**Exercise description**
Go through the listing beneath this task and return every line that carries the string "content".
+===+
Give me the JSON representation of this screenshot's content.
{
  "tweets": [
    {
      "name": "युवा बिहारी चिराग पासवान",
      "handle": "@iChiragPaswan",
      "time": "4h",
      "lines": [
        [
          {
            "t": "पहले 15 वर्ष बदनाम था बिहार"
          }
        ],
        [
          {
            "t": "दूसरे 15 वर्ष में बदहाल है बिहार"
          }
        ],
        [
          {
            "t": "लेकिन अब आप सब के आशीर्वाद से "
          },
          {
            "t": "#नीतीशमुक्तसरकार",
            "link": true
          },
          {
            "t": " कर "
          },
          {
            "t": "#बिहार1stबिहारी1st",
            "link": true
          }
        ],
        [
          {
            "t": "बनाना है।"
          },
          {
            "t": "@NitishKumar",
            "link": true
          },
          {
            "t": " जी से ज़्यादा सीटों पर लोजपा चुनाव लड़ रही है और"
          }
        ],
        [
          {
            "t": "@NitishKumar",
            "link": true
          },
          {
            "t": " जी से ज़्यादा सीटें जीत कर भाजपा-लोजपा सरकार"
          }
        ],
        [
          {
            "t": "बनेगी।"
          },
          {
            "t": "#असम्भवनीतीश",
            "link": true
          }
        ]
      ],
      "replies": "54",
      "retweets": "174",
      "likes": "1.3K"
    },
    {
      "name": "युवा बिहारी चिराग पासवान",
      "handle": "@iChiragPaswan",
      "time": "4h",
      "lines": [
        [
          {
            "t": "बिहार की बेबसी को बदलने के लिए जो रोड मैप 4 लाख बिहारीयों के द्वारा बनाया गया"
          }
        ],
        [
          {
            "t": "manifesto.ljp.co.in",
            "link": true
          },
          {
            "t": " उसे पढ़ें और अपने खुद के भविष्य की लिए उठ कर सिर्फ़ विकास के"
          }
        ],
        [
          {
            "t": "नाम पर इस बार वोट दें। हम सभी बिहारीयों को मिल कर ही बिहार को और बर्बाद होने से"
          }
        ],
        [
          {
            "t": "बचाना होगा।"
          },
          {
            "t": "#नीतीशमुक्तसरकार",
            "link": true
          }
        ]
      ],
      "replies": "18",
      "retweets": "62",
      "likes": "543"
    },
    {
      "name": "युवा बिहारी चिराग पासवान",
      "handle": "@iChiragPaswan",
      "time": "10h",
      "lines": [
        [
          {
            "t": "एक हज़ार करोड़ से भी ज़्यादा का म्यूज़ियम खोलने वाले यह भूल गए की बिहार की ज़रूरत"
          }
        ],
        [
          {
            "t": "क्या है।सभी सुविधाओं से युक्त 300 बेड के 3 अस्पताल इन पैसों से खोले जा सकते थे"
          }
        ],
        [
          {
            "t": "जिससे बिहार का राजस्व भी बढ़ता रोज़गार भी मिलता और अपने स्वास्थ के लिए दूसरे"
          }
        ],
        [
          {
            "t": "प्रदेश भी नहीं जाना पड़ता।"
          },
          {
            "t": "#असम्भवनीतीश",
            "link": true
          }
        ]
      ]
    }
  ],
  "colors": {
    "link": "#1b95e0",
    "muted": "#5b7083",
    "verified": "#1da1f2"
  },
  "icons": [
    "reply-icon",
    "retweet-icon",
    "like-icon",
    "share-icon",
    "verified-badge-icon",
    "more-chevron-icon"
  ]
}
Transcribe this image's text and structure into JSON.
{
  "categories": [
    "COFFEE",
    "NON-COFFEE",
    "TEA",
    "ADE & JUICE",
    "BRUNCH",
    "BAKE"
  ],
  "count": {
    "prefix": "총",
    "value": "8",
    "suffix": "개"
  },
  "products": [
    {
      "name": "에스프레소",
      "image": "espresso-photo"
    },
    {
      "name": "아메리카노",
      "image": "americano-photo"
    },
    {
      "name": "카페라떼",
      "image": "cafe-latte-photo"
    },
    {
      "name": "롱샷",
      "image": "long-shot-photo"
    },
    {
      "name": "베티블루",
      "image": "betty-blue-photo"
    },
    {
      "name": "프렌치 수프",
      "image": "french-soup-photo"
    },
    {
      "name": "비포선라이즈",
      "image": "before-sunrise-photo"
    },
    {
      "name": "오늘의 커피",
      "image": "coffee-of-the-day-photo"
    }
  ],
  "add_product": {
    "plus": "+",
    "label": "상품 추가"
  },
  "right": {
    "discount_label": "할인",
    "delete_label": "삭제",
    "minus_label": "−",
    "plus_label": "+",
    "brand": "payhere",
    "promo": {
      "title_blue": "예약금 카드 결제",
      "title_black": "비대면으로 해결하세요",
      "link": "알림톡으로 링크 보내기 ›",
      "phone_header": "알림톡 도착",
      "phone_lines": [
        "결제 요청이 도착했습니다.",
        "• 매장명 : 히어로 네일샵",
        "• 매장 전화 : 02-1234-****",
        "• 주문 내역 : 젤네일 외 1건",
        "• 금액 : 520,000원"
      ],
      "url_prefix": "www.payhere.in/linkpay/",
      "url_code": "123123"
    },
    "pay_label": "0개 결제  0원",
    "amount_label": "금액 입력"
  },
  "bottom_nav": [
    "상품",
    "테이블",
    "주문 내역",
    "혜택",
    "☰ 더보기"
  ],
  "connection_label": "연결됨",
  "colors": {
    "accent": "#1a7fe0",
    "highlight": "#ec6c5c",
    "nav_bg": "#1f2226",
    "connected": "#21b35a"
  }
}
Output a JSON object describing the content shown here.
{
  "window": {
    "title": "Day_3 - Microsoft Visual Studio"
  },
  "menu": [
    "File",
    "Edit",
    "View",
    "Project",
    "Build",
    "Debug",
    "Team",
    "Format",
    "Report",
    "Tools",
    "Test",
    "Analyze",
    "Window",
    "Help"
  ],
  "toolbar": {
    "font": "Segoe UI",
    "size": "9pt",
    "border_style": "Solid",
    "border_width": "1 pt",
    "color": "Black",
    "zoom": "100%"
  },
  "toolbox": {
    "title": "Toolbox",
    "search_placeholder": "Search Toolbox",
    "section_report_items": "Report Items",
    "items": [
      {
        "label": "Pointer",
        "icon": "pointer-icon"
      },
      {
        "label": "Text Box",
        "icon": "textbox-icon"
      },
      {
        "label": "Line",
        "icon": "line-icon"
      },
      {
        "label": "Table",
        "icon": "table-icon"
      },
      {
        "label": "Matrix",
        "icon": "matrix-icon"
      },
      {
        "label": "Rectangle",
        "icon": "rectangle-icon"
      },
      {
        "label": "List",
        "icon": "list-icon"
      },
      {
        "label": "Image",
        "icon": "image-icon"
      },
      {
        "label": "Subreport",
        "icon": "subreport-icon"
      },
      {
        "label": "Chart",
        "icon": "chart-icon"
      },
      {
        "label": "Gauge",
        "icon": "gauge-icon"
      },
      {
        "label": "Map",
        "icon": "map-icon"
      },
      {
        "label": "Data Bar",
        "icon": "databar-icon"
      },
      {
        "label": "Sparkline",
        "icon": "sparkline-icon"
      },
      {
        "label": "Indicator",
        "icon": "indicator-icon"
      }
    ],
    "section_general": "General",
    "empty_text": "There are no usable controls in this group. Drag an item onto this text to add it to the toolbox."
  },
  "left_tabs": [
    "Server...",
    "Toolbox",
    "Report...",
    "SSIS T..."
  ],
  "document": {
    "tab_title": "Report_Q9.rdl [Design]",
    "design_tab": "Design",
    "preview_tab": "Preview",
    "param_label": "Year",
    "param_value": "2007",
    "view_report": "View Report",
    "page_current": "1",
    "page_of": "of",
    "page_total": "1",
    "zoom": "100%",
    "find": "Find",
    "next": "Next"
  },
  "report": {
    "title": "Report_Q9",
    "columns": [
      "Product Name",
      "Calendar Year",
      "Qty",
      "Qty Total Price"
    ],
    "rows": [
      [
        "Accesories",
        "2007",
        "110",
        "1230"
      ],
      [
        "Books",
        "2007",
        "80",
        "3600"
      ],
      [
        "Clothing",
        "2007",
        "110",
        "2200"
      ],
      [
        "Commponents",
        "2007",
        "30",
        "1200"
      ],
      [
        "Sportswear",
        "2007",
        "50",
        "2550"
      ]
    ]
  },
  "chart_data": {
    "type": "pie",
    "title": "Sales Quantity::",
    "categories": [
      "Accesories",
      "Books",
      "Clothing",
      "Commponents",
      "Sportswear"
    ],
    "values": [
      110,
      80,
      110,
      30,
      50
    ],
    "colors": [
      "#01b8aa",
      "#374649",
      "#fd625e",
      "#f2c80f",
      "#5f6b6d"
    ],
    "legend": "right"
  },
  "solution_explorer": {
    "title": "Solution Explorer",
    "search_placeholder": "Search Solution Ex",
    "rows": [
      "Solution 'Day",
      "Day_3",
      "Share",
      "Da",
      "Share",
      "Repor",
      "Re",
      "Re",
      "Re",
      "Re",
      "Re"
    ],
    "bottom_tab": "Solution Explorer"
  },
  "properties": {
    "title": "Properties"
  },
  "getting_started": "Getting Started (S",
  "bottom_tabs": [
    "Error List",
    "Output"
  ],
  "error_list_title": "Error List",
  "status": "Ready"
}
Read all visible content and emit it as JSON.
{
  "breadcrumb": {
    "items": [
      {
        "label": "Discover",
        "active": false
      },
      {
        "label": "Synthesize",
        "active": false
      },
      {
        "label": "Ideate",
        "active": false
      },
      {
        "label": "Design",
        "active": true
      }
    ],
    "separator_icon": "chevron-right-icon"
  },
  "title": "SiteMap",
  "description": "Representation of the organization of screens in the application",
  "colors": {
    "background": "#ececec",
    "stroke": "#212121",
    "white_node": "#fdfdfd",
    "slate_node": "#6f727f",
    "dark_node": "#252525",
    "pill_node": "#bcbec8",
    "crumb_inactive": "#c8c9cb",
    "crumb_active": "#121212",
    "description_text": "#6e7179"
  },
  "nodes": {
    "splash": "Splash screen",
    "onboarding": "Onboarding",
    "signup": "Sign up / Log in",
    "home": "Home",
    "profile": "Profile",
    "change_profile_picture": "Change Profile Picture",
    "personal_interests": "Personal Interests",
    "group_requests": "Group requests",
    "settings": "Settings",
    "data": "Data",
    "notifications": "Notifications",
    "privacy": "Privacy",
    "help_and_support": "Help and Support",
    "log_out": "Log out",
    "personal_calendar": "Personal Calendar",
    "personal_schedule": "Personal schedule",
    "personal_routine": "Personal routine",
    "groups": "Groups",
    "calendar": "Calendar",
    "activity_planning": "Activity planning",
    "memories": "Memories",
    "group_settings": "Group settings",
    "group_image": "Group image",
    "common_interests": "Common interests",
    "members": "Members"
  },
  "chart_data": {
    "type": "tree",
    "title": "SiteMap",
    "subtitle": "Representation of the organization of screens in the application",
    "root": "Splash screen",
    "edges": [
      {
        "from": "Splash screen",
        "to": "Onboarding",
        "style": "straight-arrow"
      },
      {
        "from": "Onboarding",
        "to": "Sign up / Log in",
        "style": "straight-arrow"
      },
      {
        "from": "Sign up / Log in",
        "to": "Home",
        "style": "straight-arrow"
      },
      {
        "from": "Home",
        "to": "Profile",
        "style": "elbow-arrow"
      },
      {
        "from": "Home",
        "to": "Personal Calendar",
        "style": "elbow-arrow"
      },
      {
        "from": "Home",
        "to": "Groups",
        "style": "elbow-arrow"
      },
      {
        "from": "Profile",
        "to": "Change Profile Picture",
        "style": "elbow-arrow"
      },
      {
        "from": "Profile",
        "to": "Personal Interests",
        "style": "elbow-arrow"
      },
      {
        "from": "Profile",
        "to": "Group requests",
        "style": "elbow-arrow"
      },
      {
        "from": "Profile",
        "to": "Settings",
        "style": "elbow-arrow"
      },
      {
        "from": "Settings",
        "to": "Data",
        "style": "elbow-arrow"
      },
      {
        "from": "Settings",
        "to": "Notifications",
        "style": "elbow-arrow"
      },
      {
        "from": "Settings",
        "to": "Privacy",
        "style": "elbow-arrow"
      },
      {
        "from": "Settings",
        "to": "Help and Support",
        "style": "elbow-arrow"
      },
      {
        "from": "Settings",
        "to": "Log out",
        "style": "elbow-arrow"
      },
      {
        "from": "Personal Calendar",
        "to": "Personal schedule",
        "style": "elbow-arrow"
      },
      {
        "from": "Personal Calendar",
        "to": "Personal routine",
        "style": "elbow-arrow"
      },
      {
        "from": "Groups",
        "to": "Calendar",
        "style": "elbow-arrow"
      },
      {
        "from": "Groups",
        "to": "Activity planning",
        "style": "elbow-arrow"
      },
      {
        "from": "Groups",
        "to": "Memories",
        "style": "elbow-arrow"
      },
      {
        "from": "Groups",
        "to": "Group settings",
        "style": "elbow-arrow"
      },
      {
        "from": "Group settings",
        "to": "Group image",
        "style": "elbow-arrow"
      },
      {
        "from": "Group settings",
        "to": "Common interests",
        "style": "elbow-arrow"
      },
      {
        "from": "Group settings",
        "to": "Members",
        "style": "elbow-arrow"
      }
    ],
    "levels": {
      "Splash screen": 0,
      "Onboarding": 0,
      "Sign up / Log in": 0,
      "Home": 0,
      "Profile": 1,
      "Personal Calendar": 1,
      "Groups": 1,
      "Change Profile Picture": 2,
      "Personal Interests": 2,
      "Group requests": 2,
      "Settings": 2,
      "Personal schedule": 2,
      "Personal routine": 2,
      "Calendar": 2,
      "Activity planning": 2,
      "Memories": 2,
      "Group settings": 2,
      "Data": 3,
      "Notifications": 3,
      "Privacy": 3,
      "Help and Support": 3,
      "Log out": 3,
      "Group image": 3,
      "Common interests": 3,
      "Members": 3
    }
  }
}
+===+
**Exercise response**
Give me the JSON representation of this screenshot's content.
Output a JSON object describing the content shown here.
Read all visible content and emit it as JSON.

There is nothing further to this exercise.